About this exercise: Search the data for the word "datorer" and copy every line where it occurs.

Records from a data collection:
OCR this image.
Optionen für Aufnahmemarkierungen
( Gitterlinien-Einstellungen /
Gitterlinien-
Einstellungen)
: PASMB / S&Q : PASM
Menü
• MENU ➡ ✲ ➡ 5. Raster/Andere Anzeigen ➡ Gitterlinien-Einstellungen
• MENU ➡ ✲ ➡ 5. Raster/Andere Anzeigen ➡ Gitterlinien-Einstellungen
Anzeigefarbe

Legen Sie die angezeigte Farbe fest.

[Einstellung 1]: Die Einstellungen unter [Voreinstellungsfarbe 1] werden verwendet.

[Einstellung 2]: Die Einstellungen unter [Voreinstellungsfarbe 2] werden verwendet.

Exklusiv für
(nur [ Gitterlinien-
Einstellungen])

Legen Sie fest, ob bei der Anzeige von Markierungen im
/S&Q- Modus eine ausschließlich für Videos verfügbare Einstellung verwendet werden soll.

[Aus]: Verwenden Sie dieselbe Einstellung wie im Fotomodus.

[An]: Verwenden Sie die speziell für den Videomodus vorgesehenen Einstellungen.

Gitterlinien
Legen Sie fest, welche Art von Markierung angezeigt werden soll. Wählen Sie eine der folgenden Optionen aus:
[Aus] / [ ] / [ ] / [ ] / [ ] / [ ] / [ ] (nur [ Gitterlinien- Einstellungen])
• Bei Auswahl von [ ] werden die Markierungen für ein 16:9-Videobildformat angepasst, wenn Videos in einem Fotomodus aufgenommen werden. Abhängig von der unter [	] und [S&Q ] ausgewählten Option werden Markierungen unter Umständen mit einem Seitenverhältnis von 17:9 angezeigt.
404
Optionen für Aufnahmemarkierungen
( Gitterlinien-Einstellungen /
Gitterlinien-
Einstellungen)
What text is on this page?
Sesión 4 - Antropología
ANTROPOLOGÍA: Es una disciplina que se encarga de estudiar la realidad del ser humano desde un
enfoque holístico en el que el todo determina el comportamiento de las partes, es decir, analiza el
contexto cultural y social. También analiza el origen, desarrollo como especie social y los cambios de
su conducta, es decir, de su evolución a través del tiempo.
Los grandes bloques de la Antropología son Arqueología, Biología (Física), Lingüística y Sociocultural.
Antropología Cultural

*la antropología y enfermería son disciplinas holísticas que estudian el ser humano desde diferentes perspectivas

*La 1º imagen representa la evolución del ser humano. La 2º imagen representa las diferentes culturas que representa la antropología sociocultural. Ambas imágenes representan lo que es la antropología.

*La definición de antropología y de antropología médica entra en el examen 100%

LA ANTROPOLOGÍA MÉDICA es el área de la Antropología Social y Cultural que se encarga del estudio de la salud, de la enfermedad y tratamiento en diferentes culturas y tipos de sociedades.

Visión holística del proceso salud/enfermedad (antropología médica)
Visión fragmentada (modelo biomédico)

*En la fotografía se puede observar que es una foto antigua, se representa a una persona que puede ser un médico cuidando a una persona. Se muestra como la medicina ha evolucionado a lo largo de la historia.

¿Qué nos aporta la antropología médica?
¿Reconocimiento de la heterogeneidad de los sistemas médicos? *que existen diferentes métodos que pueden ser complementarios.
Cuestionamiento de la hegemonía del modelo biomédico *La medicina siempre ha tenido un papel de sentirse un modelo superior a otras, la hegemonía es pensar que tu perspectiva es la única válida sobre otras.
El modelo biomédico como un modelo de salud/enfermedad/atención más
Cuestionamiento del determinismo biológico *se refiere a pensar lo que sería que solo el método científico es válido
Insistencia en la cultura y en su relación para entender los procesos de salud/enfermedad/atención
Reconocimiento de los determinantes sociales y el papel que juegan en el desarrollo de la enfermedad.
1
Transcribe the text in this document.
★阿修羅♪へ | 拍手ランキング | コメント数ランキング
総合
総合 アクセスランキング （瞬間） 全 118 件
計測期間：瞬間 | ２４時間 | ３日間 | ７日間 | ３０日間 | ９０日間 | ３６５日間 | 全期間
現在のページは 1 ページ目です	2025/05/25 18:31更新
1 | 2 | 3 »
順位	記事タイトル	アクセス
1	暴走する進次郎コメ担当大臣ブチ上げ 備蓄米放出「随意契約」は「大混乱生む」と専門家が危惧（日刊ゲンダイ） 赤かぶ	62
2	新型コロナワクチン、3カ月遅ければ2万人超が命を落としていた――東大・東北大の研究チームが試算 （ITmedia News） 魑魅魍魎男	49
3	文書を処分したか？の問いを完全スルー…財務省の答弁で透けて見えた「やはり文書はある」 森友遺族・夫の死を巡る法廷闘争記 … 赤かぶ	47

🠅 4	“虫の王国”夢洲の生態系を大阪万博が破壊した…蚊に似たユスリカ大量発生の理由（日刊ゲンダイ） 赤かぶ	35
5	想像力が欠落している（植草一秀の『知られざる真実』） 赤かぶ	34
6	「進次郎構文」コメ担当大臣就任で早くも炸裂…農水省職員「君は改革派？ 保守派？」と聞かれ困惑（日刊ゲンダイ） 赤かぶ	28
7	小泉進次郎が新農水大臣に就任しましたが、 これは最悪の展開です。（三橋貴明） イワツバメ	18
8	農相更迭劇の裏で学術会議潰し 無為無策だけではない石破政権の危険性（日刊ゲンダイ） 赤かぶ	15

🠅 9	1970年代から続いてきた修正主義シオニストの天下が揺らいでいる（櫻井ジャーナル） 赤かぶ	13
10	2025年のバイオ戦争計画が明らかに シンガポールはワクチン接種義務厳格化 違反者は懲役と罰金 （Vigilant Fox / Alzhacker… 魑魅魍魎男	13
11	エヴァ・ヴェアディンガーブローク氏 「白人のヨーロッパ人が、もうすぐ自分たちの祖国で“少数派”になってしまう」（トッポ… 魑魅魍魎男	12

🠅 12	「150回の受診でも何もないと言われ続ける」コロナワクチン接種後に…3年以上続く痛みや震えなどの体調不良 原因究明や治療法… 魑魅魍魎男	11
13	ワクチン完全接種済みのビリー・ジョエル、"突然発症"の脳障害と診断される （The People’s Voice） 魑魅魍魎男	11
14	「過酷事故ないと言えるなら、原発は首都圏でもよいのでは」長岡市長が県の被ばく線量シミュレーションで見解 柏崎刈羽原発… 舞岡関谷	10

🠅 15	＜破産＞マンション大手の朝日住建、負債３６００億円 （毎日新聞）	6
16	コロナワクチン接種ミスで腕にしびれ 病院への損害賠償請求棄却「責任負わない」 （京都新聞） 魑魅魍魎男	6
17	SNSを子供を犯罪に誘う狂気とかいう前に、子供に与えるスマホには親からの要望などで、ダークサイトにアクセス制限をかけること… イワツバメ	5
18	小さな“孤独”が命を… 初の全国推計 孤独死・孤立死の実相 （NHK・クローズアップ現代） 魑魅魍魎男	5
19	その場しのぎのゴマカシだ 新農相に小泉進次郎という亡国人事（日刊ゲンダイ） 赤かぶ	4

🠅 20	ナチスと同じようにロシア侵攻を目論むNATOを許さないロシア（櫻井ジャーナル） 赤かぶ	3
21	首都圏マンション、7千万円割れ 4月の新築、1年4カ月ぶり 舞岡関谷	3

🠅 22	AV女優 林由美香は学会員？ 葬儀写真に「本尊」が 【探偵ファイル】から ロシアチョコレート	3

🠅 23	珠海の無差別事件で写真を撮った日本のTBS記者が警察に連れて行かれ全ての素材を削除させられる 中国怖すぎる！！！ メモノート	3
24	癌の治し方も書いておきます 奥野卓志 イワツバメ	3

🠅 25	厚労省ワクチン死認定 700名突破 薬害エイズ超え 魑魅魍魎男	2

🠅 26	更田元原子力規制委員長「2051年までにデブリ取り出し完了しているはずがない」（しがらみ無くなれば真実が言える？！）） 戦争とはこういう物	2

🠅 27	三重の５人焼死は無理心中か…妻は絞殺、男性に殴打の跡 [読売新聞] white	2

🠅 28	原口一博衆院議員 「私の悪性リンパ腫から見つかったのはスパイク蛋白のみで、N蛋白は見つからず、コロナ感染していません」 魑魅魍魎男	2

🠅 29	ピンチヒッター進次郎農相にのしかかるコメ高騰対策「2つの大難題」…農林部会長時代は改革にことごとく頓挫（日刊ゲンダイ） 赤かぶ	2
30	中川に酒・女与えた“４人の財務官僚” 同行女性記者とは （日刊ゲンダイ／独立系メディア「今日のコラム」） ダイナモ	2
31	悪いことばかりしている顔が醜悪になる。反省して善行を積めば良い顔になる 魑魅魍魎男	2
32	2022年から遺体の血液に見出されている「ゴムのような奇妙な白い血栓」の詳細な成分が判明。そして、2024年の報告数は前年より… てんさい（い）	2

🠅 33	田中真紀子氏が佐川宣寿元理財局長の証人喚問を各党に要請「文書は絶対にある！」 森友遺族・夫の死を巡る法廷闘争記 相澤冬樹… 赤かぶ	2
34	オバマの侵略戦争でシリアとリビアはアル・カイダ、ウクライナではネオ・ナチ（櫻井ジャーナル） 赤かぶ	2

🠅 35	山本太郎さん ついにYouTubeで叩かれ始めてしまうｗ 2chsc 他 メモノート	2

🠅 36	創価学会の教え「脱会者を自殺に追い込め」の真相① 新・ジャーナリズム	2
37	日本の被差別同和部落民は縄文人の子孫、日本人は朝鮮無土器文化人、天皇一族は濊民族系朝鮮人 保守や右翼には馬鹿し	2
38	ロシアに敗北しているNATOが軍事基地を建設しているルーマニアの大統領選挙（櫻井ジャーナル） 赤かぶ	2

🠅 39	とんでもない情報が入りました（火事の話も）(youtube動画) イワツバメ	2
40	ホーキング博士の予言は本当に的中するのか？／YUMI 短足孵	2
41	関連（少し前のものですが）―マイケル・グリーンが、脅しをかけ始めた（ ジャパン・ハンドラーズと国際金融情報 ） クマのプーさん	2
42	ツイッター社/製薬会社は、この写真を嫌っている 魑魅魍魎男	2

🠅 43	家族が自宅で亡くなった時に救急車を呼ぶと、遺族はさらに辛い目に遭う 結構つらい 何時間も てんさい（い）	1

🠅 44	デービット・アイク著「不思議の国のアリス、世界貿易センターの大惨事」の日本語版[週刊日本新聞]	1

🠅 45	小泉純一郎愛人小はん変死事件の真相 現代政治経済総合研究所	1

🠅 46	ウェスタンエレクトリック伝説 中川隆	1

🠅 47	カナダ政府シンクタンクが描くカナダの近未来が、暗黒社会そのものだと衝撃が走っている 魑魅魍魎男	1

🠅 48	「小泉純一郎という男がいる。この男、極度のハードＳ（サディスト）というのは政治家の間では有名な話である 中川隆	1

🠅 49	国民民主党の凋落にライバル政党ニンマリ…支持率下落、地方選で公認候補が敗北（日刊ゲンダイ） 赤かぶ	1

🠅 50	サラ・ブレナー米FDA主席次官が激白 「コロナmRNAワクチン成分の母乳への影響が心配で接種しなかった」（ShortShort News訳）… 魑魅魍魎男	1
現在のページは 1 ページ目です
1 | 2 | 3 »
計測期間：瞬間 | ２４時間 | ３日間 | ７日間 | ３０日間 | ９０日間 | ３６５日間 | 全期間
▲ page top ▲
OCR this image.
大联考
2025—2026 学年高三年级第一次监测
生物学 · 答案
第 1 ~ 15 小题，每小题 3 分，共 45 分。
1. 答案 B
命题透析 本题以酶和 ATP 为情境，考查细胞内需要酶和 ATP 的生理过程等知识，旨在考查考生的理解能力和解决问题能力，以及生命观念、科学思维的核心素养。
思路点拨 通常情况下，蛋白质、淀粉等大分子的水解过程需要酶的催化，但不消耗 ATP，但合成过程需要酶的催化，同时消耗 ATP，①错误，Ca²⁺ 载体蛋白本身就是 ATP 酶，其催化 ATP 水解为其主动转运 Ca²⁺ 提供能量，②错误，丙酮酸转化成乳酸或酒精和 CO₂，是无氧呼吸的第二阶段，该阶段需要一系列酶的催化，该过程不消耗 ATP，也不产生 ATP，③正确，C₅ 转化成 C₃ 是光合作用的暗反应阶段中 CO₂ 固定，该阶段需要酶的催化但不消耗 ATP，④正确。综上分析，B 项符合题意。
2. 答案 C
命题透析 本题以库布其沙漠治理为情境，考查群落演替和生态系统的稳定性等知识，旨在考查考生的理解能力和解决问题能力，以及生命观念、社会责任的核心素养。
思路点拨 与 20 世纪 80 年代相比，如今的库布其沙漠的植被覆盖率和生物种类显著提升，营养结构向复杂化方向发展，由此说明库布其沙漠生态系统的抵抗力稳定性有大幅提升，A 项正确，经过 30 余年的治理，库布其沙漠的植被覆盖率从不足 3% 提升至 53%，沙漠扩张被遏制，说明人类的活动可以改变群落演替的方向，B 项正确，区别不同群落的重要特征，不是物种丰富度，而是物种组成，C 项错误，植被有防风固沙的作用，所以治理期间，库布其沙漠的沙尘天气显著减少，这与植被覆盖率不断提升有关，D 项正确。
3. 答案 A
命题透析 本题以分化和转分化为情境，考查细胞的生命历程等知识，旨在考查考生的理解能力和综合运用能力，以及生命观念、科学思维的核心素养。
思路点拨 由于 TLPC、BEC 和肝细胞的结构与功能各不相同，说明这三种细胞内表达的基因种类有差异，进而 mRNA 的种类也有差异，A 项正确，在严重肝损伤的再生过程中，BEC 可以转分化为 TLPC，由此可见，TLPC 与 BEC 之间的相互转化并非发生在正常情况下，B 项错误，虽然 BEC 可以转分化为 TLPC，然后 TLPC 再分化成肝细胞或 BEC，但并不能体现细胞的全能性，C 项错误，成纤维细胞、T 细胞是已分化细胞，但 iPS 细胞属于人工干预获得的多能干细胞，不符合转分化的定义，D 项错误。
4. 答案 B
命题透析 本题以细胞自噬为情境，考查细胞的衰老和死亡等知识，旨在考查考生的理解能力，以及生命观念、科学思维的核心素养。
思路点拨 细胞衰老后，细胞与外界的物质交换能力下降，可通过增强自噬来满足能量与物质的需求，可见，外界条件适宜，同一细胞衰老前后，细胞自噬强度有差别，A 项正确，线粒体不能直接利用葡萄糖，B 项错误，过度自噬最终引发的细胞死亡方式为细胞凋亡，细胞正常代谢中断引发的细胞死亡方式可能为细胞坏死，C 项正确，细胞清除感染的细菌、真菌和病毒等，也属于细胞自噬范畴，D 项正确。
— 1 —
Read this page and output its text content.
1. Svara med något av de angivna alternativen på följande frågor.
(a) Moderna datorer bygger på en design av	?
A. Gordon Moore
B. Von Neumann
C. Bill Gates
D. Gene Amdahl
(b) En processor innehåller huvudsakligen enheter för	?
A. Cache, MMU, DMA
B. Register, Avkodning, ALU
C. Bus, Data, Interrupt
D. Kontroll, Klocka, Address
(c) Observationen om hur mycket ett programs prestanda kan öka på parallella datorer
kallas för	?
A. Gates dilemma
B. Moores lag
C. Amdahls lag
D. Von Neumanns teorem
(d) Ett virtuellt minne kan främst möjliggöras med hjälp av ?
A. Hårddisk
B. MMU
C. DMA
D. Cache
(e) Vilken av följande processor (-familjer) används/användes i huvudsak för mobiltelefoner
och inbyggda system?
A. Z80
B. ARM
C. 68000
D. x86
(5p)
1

Result for this exercise:
(a) Moderna datorer bygger på en design av	?
(c) Observationen om hur mycket ett programs prestanda kan öka på parallella datorer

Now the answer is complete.